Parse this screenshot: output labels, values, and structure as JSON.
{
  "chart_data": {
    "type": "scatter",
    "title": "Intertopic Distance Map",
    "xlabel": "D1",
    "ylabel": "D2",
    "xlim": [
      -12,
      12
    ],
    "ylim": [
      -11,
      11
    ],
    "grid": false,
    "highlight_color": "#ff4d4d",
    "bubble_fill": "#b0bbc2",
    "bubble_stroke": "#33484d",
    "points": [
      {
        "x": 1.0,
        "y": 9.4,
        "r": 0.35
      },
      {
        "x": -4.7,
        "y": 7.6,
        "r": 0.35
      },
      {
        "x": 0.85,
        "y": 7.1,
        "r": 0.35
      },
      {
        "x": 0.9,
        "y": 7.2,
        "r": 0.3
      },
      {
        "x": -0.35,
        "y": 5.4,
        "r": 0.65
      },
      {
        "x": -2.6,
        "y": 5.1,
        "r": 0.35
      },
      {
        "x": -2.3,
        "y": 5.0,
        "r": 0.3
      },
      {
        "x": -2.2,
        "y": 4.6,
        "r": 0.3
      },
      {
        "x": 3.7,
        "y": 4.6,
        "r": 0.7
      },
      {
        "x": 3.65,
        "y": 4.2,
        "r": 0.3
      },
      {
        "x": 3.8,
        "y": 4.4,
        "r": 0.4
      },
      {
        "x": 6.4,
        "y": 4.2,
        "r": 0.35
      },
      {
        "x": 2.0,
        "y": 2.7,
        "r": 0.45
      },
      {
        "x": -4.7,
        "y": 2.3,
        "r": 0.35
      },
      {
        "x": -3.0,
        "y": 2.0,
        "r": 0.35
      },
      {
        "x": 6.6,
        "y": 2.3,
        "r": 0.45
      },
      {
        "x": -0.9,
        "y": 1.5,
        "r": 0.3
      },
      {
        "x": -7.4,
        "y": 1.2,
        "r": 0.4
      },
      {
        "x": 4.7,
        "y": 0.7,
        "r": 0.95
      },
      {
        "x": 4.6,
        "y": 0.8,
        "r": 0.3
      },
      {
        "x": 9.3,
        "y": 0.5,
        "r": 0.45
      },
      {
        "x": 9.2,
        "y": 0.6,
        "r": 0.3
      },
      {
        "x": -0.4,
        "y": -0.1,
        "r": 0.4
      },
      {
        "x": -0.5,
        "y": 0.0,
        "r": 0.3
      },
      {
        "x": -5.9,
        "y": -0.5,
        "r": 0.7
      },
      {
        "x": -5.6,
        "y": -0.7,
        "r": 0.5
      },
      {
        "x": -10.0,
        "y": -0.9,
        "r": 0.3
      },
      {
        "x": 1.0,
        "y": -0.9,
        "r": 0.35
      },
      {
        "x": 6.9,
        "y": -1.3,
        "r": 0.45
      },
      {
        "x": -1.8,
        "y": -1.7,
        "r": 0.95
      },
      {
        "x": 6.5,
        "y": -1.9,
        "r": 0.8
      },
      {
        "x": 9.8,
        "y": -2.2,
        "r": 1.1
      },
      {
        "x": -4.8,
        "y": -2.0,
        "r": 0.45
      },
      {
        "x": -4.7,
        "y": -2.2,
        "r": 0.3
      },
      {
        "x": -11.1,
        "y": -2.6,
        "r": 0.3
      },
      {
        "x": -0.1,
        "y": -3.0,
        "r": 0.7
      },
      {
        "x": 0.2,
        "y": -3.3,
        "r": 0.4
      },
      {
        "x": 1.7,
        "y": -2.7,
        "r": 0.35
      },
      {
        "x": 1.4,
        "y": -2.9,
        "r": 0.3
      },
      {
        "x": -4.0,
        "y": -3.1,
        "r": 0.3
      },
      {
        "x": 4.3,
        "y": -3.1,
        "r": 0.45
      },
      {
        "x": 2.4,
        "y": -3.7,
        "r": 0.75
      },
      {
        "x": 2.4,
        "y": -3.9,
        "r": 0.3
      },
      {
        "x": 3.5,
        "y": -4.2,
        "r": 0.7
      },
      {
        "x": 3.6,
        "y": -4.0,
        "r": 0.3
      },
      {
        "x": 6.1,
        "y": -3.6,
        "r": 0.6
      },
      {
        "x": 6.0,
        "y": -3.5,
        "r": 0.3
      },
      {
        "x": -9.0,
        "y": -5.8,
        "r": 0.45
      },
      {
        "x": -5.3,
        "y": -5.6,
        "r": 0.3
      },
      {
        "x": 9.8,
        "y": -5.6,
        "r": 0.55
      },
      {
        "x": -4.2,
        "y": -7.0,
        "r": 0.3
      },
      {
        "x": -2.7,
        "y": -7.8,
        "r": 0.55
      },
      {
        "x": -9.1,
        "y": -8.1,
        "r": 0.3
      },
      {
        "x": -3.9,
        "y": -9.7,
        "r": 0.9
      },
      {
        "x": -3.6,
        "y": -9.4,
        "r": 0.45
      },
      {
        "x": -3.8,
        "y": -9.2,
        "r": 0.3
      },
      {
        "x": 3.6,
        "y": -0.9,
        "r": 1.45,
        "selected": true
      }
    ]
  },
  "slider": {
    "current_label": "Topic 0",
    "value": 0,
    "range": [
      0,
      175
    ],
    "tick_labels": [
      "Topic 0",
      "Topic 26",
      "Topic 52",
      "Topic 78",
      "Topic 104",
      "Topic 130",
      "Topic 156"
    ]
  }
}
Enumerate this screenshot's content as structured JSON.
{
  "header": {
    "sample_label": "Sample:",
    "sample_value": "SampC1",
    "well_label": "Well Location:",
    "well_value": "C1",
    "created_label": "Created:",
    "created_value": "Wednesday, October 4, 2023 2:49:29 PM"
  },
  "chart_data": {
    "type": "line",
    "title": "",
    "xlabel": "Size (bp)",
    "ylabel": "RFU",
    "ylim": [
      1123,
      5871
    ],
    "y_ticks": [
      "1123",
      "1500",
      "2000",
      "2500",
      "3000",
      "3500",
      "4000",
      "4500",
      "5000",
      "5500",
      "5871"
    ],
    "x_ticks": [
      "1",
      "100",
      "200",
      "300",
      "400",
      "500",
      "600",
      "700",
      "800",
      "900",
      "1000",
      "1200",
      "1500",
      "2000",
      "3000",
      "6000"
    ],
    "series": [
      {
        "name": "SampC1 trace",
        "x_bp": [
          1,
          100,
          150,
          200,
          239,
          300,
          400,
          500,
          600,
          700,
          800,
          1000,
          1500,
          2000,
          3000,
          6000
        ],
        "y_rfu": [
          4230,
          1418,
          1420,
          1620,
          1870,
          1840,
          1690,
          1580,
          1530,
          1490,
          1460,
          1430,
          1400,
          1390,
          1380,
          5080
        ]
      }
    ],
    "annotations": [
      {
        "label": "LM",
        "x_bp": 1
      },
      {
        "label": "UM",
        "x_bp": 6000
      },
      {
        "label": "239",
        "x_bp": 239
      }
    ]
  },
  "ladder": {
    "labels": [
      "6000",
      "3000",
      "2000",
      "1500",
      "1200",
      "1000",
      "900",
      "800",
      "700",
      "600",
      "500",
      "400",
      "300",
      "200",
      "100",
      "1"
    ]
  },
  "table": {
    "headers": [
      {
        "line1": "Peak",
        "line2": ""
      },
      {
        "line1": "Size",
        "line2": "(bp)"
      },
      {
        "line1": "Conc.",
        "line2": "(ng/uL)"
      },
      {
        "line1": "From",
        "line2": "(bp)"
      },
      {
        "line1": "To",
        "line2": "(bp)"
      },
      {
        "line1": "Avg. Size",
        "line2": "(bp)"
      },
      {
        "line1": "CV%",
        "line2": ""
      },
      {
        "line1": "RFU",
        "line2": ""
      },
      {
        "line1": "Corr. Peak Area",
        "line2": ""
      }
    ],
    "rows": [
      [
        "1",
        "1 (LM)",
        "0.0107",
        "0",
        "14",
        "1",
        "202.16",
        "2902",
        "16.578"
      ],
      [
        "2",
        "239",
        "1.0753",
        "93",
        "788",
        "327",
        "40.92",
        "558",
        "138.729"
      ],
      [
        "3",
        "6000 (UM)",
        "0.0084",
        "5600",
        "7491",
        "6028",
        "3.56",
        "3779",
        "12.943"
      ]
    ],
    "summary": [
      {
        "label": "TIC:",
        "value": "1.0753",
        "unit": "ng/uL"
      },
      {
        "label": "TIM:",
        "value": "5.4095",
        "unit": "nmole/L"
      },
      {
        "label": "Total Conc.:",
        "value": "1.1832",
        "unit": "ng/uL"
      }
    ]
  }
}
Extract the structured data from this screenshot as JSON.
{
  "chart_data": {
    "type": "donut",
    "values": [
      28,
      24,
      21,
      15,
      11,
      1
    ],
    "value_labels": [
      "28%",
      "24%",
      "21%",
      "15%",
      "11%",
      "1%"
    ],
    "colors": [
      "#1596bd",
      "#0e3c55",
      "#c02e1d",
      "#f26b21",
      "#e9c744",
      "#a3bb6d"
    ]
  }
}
◇ ◇ ◇ ◇ ◇ ◇ ◇
Look for "structured" and pull out every line that has it.

■ **Solution to this problem**
Enumerate this screenshot's content as structured JSON.
Extract the structured data from this screenshot as JSON.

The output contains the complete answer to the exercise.